Leaving out all images, write out the records that follow exactly.

* BEGIN *

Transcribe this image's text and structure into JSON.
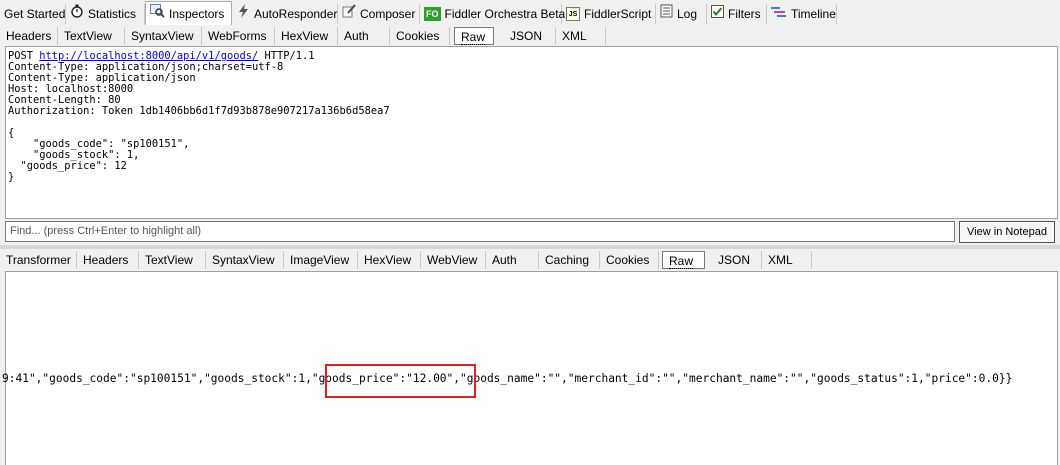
{
  "top_tabs": [
    {
      "label": "Get Started",
      "icon": "none"
    },
    {
      "label": "Statistics",
      "icon": "stopwatch-icon"
    },
    {
      "label": "Inspectors",
      "icon": "magnifier-icon"
    },
    {
      "label": "AutoResponder",
      "icon": "lightning-icon"
    },
    {
      "label": "Composer",
      "icon": "pencil-icon"
    },
    {
      "label": "Fiddler Orchestra Beta",
      "icon": "fo-icon",
      "icon_text": "FO"
    },
    {
      "label": "FiddlerScript",
      "icon": "script-icon",
      "icon_text": "JS"
    },
    {
      "label": "Log",
      "icon": "log-icon"
    },
    {
      "label": "Filters",
      "icon": "checkbox-icon"
    },
    {
      "label": "Timeline",
      "icon": "timeline-icon"
    }
  ],
  "active_top_tab": "Inspectors",
  "request_tabs": [
    "Headers",
    "TextView",
    "SyntaxView",
    "WebForms",
    "HexView",
    "Auth",
    "Cookies",
    "Raw",
    "JSON",
    "XML"
  ],
  "request_selected": "Raw",
  "request_raw": {
    "method": "POST ",
    "url": "http://localhost:8000/api/v1/goods/",
    "protocol": " HTTP/1.1",
    "body": "Content-Type: application/json;charset=utf-8\nContent-Type: application/json\nHost: localhost:8000\nContent-Length: 80\nAuthorization: Token 1db1406bb6d1f7d93b878e907217a136b6d58ea7\n\n{\n    \"goods_code\": \"sp100151\",\n    \"goods_stock\": 1,\n  \"goods_price\": 12\n}"
  },
  "find": {
    "placeholder": "Find... (press Ctrl+Enter to highlight all)",
    "button": "View in Notepad"
  },
  "response_tabs": [
    "Transformer",
    "Headers",
    "TextView",
    "SyntaxView",
    "ImageView",
    "HexView",
    "WebView",
    "Auth",
    "Caching",
    "Cookies",
    "Raw",
    "JSON",
    "XML"
  ],
  "response_selected": "Raw",
  "response_raw": "9:41\",\"goods_code\":\"sp100151\",\"goods_stock\":1,\"goods_price\":\"12.00\",\"goods_name\":\"\",\"merchant_id\":\"\",\"merchant_name\":\"\",\"goods_status\":1,\"price\":0.0}}",
  "colors": {
    "highlight": "#e02020",
    "link": "#0000ee",
    "fo_green": "#2e9e2e"
  }
}
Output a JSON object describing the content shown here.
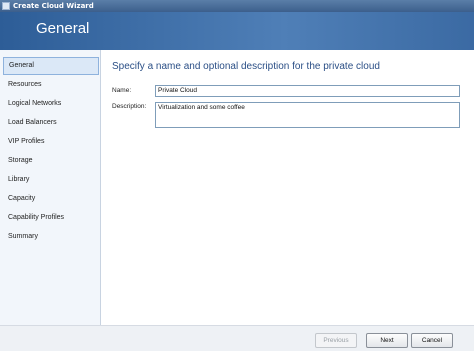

* END *

_THE ANSWER_:
Transcribe this image's text and structure into JSON.
{
  "top_tabs": [
    {
      "label": "Get Started",
      "icon": "none"
    },
    {
      "label": "Statistics",
      "icon": "stopwatch-icon"
    },
    {
      "label": "Inspectors",
      "icon": "magnifier-icon"
    },
    {
      "label": "AutoResponder",
      "icon": "lightning-icon"
    },
    {
      "label": "Composer",
      "icon": "pencil-icon"
    },
    {
      "label": "Fiddler Orchestra Beta",
      "icon": "fo-icon",
      "icon_text": "FO"
    },
    {
      "label": "FiddlerScript",
      "icon": "script-icon",
      "icon_text": "JS"
    },
    {
      "label": "Log",
      "icon": "log-icon"
    },
    {
      "label": "Filters",
      "icon": "checkbox-icon"
    },
    {
      "label": "Timeline",
      "icon": "timeline-icon"
    }
  ],
  "active_top_tab": "Inspectors",
  "request_tabs": [
    "Headers",
    "TextView",
    "SyntaxView",
    "WebForms",
    "HexView",
    "Auth",
    "Cookies",
    "Raw",
    "JSON",
    "XML"
  ],
  "request_selected": "Raw",
  "request_raw": {
    "method": "POST ",
    "url": "http://localhost:8000/api/v1/goods/",
    "protocol": " HTTP/1.1",
    "body": "Content-Type: application/json;charset=utf-8\nContent-Type: application/json\nHost: localhost:8000\nContent-Length: 80\nAuthorization: Token 1db1406bb6d1f7d93b878e907217a136b6d58ea7\n\n{\n    \"goods_code\": \"sp100151\",\n    \"goods_stock\": 1,\n  \"goods_price\": 12\n}"
  },
  "find": {
    "placeholder": "Find... (press Ctrl+Enter to highlight all)",
    "button": "View in Notepad"
  },
  "response_tabs": [
    "Transformer",
    "Headers",
    "TextView",
    "SyntaxView",
    "ImageView",
    "HexView",
    "WebView",
    "Auth",
    "Caching",
    "Cookies",
    "Raw",
    "JSON",
    "XML"
  ],
  "response_selected": "Raw",
  "response_raw": "9:41\",\"goods_code\":\"sp100151\",\"goods_stock\":1,\"goods_price\":\"12.00\",\"goods_name\":\"\",\"merchant_id\":\"\",\"merchant_name\":\"\",\"goods_status\":1,\"price\":0.0}}",
  "colors": {
    "highlight": "#e02020",
    "link": "#0000ee",
    "fo_green": "#2e9e2e"
  }
}
Output a JSON object describing the content shown here.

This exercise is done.